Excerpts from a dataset

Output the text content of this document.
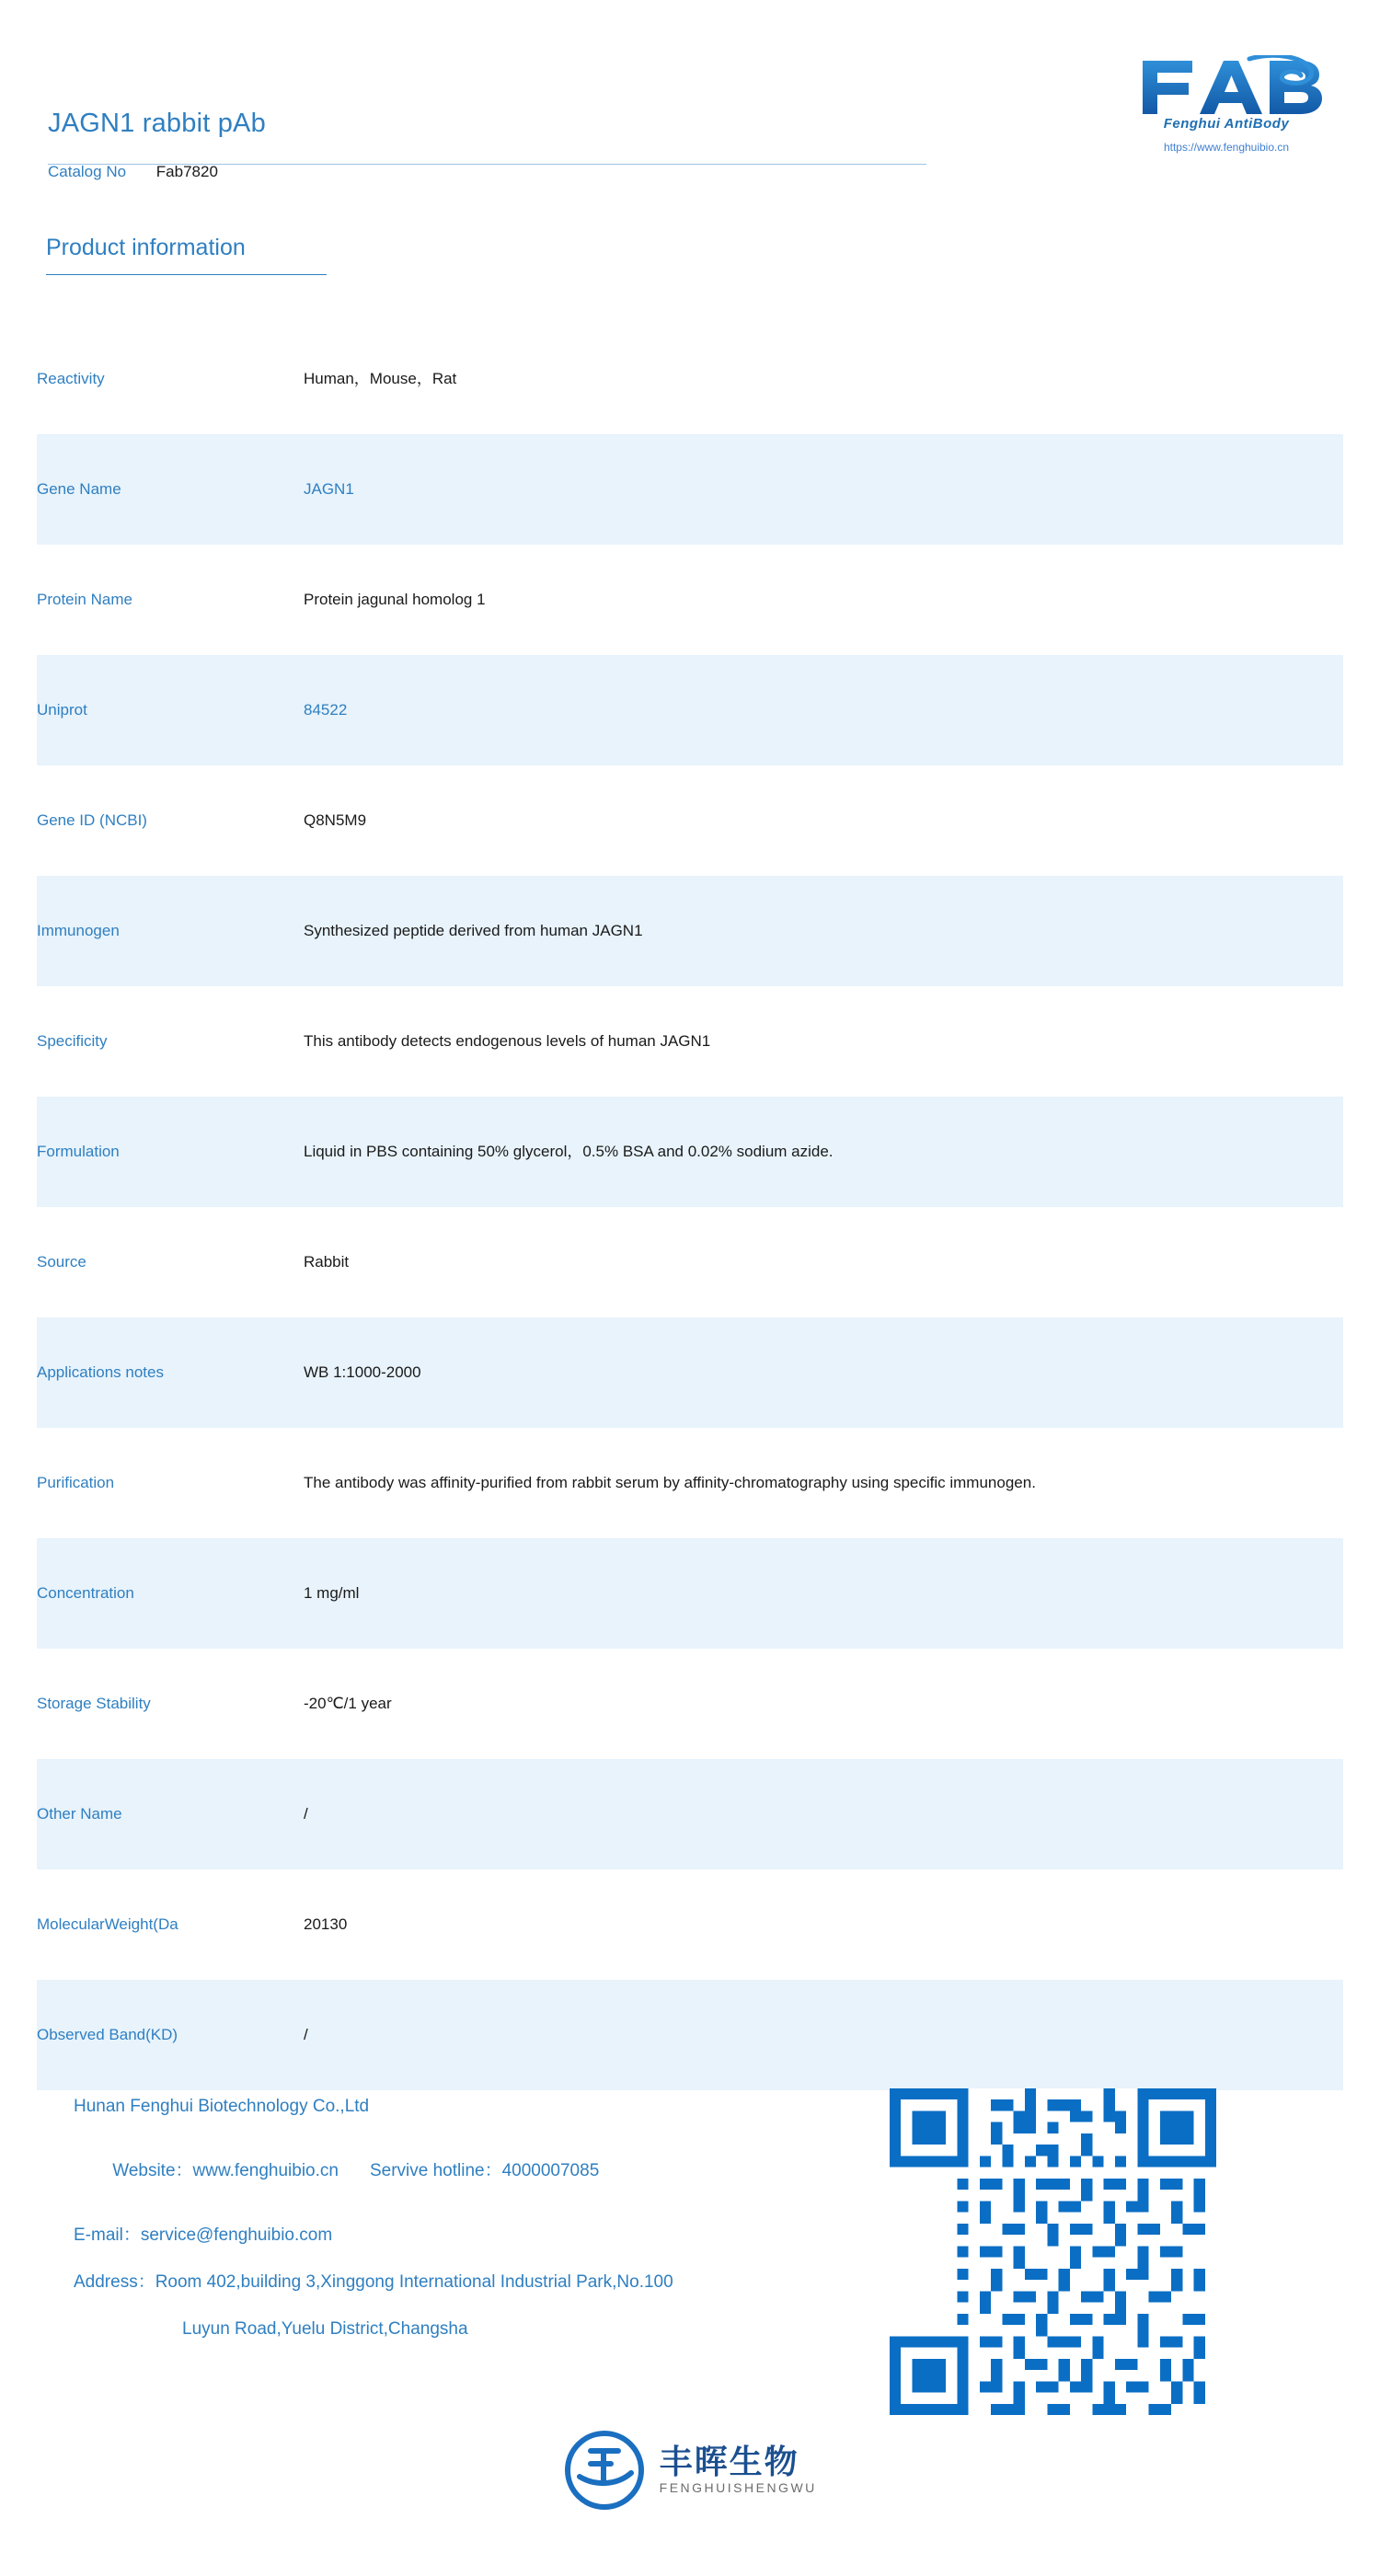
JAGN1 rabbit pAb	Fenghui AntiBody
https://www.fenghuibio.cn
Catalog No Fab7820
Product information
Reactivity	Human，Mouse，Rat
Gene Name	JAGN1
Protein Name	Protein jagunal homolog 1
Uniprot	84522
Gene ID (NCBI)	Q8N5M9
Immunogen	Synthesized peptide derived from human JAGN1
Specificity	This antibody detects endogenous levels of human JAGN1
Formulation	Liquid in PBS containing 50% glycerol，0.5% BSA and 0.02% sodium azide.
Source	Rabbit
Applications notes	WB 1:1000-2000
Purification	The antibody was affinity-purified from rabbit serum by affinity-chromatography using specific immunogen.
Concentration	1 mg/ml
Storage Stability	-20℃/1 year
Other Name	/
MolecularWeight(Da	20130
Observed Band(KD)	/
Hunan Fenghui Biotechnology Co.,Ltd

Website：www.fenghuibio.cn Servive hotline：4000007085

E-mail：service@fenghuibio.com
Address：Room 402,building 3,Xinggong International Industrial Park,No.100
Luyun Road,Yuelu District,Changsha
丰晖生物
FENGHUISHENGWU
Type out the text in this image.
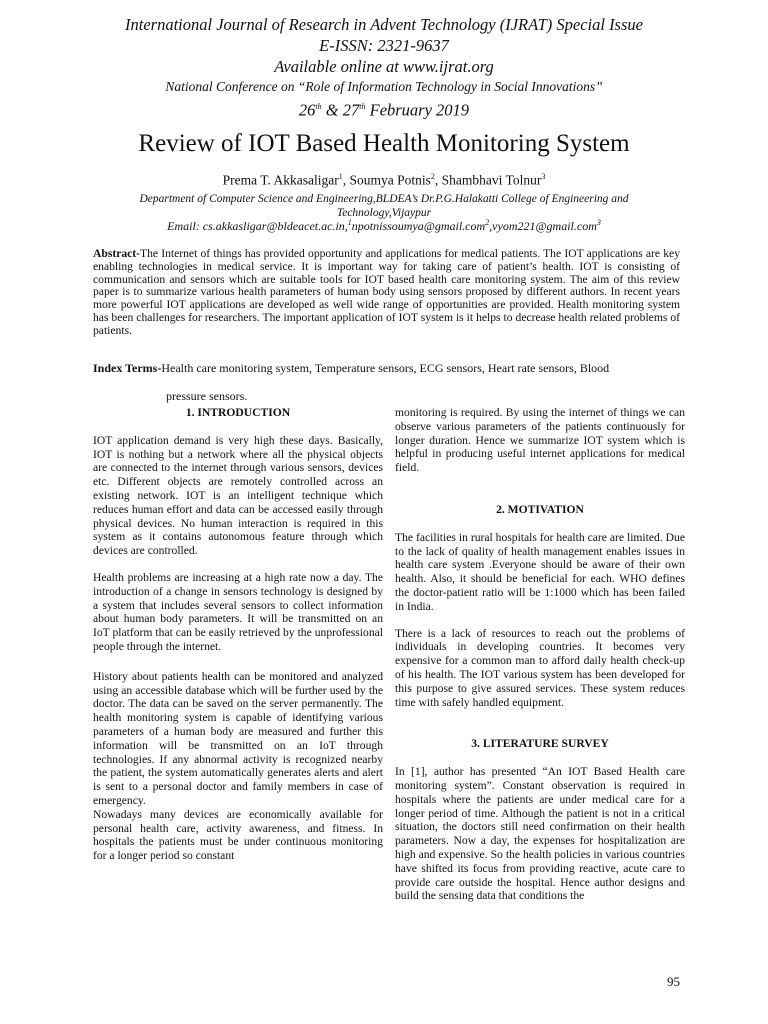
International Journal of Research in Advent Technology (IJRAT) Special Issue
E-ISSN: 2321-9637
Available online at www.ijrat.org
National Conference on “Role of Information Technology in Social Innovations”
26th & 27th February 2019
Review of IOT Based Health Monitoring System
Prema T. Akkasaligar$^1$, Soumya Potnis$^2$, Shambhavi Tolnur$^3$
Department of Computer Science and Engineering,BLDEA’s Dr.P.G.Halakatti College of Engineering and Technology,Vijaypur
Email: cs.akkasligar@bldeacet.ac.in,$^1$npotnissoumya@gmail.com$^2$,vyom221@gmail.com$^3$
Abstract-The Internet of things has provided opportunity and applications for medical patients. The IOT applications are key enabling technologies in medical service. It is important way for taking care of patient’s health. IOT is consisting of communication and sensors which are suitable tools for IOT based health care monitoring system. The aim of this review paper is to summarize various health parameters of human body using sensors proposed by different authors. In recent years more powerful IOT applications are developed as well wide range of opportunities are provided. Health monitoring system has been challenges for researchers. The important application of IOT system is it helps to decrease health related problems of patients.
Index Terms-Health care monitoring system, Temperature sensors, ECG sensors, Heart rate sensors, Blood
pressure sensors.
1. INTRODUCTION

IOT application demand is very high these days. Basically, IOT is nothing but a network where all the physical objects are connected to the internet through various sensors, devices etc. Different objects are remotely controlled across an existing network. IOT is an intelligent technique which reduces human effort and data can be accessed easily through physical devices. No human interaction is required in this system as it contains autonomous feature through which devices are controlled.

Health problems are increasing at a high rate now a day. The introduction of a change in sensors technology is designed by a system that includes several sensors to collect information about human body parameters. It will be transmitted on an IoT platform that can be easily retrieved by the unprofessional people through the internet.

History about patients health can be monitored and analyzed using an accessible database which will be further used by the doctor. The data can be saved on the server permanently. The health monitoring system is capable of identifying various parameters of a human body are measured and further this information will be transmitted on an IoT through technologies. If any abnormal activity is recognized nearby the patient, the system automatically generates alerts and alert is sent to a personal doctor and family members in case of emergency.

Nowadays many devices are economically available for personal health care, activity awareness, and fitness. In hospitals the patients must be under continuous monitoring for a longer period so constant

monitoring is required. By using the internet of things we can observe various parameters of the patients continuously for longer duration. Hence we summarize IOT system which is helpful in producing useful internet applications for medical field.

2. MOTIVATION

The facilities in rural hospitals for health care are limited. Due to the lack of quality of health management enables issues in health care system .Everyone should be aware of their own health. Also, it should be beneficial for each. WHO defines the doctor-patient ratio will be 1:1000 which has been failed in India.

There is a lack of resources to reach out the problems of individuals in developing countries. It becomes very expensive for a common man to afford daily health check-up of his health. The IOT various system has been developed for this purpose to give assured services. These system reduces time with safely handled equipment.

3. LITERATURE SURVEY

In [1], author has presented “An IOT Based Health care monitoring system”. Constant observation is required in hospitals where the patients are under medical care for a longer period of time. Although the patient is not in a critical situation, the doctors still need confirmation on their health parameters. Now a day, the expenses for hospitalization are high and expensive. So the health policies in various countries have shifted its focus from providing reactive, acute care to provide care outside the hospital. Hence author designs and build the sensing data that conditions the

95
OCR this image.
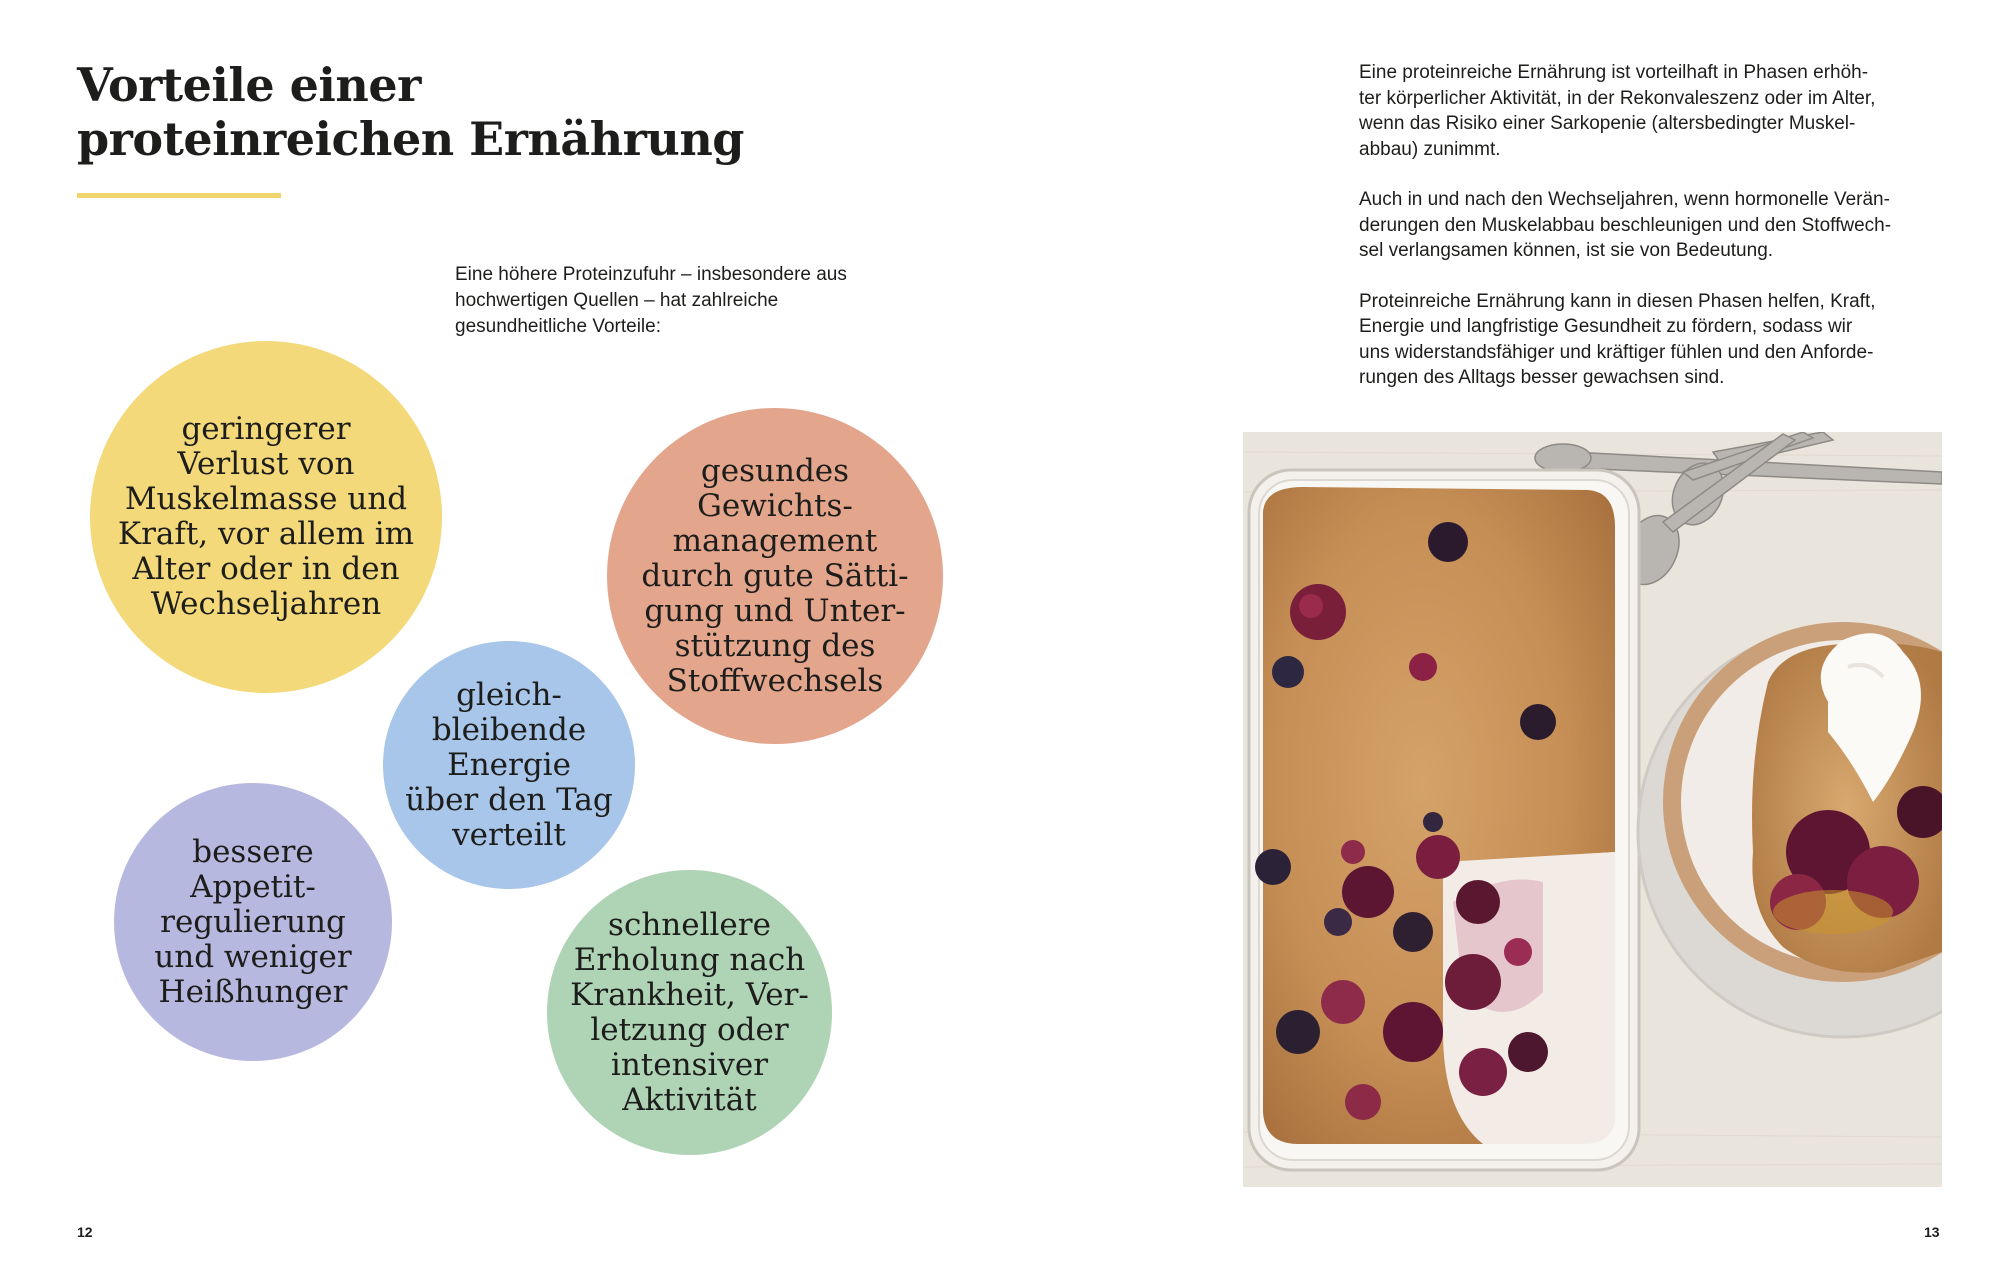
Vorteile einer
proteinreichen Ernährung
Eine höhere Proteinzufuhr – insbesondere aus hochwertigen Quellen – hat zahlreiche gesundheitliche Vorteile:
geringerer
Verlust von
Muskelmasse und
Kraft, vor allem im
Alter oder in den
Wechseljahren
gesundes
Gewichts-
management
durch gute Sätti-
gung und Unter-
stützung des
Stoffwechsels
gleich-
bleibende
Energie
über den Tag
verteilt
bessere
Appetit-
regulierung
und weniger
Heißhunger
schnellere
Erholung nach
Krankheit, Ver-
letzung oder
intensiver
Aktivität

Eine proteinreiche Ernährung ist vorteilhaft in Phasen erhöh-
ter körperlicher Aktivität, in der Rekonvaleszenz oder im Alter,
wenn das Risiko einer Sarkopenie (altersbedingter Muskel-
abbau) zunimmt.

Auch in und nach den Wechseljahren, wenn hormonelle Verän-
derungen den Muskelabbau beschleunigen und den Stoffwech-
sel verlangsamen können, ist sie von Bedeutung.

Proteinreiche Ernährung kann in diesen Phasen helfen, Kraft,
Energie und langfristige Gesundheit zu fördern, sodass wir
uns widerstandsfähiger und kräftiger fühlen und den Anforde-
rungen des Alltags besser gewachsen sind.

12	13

What this task involves: With images omitted, retype the data word for word.

Written answer:
Output the text content of this document.
JAGN1 rabbit pAb	Fenghui AntiBody
https://www.fenghuibio.cn
Catalog No Fab7820
Product information
Reactivity	Human，Mouse，Rat
Gene Name	JAGN1
Protein Name	Protein jagunal homolog 1
Uniprot	84522
Gene ID (NCBI)	Q8N5M9
Immunogen	Synthesized peptide derived from human JAGN1
Specificity	This antibody detects endogenous levels of human JAGN1
Formulation	Liquid in PBS containing 50% glycerol，0.5% BSA and 0.02% sodium azide.
Source	Rabbit
Applications notes	WB 1:1000-2000
Purification	The antibody was affinity-purified from rabbit serum by affinity-chromatography using specific immunogen.
Concentration	1 mg/ml
Storage Stability	-20℃/1 year
Other Name	/
MolecularWeight(Da	20130
Observed Band(KD)	/
Hunan Fenghui Biotechnology Co.,Ltd

Website：www.fenghuibio.cn Servive hotline：4000007085

E-mail：service@fenghuibio.com
Address：Room 402,building 3,Xinggong International Industrial Park,No.100
Luyun Road,Yuelu District,Changsha
丰晖生物
FENGHUISHENGWU
Type out the text in this image.
International Journal of Research in Advent Technology (IJRAT) Special Issue
E-ISSN: 2321-9637
Available online at www.ijrat.org
National Conference on “Role of Information Technology in Social Innovations”
26th & 27th February 2019
Review of IOT Based Health Monitoring System
Prema T. Akkasaligar$^1$, Soumya Potnis$^2$, Shambhavi Tolnur$^3$
Department of Computer Science and Engineering,BLDEA’s Dr.P.G.Halakatti College of Engineering and Technology,Vijaypur
Email: cs.akkasligar@bldeacet.ac.in,$^1$npotnissoumya@gmail.com$^2$,vyom221@gmail.com$^3$
Abstract-The Internet of things has provided opportunity and applications for medical patients. The IOT applications are key enabling technologies in medical service. It is important way for taking care of patient’s health. IOT is consisting of communication and sensors which are suitable tools for IOT based health care monitoring system. The aim of this review paper is to summarize various health parameters of human body using sensors proposed by different authors. In recent years more powerful IOT applications are developed as well wide range of opportunities are provided. Health monitoring system has been challenges for researchers. The important application of IOT system is it helps to decrease health related problems of patients.
Index Terms-Health care monitoring system, Temperature sensors, ECG sensors, Heart rate sensors, Blood
pressure sensors.
1. INTRODUCTION

IOT application demand is very high these days. Basically, IOT is nothing but a network where all the physical objects are connected to the internet through various sensors, devices etc. Different objects are remotely controlled across an existing network. IOT is an intelligent technique which reduces human effort and data can be accessed easily through physical devices. No human interaction is required in this system as it contains autonomous feature through which devices are controlled.

Health problems are increasing at a high rate now a day. The introduction of a change in sensors technology is designed by a system that includes several sensors to collect information about human body parameters. It will be transmitted on an IoT platform that can be easily retrieved by the unprofessional people through the internet.

History about patients health can be monitored and analyzed using an accessible database which will be further used by the doctor. The data can be saved on the server permanently. The health monitoring system is capable of identifying various parameters of a human body are measured and further this information will be transmitted on an IoT through technologies. If any abnormal activity is recognized nearby the patient, the system automatically generates alerts and alert is sent to a personal doctor and family members in case of emergency.

Nowadays many devices are economically available for personal health care, activity awareness, and fitness. In hospitals the patients must be under continuous monitoring for a longer period so constant

monitoring is required. By using the internet of things we can observe various parameters of the patients continuously for longer duration. Hence we summarize IOT system which is helpful in producing useful internet applications for medical field.

2. MOTIVATION

The facilities in rural hospitals for health care are limited. Due to the lack of quality of health management enables issues in health care system .Everyone should be aware of their own health. Also, it should be beneficial for each. WHO defines the doctor-patient ratio will be 1:1000 which has been failed in India.

There is a lack of resources to reach out the problems of individuals in developing countries. It becomes very expensive for a common man to afford daily health check-up of his health. The IOT various system has been developed for this purpose to give assured services. These system reduces time with safely handled equipment.

3. LITERATURE SURVEY

In [1], author has presented “An IOT Based Health care monitoring system”. Constant observation is required in hospitals where the patients are under medical care for a longer period of time. Although the patient is not in a critical situation, the doctors still need confirmation on their health parameters. Now a day, the expenses for hospitalization are high and expensive. So the health policies in various countries have shifted its focus from providing reactive, acute care to provide care outside the hospital. Hence author designs and build the sensing data that conditions the

95
OCR this image.
Vorteile einer
proteinreichen Ernährung
Eine höhere Proteinzufuhr – insbesondere aus hochwertigen Quellen – hat zahlreiche gesundheitliche Vorteile:
geringerer
Verlust von
Muskelmasse und
Kraft, vor allem im
Alter oder in den
Wechseljahren
gesundes
Gewichts-
management
durch gute Sätti-
gung und Unter-
stützung des
Stoffwechsels
gleich-
bleibende
Energie
über den Tag
verteilt
bessere
Appetit-
regulierung
und weniger
Heißhunger
schnellere
Erholung nach
Krankheit, Ver-
letzung oder
intensiver
Aktivität

Eine proteinreiche Ernährung ist vorteilhaft in Phasen erhöh-
ter körperlicher Aktivität, in der Rekonvaleszenz oder im Alter,
wenn das Risiko einer Sarkopenie (altersbedingter Muskel-
abbau) zunimmt.

Auch in und nach den Wechseljahren, wenn hormonelle Verän-
derungen den Muskelabbau beschleunigen und den Stoffwech-
sel verlangsamen können, ist sie von Bedeutung.

Proteinreiche Ernährung kann in diesen Phasen helfen, Kraft,
Energie und langfristige Gesundheit zu fördern, sodass wir
uns widerstandsfähiger und kräftiger fühlen und den Anforde-
rungen des Alltags besser gewachsen sind.

12	13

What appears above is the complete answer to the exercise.